- [Written exercise]
Filter for the word "giấy" and keep each matching line.

- [Data provided]
_ _ _

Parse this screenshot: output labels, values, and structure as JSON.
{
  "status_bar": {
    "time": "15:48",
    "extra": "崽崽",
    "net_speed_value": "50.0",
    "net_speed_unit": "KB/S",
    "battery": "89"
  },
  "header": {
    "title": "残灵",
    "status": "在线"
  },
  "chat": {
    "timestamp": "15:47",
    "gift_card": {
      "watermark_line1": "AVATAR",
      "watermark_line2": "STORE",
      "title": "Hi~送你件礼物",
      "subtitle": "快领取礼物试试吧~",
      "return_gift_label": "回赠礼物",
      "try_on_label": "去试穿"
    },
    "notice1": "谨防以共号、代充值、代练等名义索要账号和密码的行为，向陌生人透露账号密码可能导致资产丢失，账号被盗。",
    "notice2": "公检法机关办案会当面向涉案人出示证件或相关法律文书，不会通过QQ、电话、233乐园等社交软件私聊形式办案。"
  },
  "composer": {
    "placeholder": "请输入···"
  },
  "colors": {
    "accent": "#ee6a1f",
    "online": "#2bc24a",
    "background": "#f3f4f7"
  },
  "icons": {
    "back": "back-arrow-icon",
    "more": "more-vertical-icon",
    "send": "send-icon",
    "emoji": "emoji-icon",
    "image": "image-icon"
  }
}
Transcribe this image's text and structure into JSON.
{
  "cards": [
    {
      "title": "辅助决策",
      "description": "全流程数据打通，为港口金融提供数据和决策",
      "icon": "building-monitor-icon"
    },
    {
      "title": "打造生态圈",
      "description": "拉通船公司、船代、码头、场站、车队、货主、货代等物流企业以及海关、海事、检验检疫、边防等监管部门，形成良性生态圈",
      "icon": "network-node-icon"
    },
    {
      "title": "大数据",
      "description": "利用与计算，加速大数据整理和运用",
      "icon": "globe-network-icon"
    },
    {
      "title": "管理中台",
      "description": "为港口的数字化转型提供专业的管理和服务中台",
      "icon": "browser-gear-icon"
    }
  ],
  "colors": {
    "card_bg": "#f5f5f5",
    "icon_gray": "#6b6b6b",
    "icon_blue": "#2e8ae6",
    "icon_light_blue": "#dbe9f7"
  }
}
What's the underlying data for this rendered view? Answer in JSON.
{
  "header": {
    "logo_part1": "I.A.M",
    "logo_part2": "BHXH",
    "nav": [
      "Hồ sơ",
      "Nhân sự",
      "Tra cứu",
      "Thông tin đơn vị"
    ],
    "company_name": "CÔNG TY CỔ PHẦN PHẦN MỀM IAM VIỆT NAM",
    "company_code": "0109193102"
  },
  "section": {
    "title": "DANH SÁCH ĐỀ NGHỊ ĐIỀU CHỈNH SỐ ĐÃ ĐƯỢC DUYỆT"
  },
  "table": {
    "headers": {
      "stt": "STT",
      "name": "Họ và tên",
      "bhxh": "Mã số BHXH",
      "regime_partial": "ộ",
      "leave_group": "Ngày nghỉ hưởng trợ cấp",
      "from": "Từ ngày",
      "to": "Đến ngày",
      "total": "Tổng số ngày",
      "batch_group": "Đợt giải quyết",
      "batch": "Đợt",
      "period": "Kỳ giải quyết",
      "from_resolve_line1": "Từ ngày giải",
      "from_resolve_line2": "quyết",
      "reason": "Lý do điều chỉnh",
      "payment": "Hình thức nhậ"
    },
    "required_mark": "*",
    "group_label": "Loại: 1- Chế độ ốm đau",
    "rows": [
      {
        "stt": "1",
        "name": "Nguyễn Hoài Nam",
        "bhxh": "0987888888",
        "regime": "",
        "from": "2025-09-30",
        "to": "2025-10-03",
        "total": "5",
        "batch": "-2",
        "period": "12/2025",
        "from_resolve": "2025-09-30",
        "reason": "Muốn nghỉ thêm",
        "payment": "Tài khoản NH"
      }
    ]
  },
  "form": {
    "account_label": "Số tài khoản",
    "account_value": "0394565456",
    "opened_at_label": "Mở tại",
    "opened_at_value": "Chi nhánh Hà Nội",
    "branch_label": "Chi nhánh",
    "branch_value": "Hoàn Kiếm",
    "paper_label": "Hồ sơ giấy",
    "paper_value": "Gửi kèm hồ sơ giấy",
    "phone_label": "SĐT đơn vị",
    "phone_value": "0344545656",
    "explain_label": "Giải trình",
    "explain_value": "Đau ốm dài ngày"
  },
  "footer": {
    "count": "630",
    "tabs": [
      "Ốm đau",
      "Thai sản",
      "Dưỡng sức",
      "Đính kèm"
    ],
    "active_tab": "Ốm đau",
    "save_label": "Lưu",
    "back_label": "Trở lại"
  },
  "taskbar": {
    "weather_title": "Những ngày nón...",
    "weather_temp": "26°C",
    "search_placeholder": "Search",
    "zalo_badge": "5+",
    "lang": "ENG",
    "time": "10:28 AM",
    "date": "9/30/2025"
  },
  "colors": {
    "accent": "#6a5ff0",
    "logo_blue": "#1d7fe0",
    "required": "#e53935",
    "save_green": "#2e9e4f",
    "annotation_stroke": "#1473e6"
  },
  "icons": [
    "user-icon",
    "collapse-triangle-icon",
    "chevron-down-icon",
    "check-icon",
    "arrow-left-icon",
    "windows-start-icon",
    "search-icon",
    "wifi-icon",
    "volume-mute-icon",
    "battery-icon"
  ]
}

_ _ _

- [Final answer]
    "paper_label": "Hồ sơ giấy",
    "paper_value": "Gửi kèm hồ sơ giấy",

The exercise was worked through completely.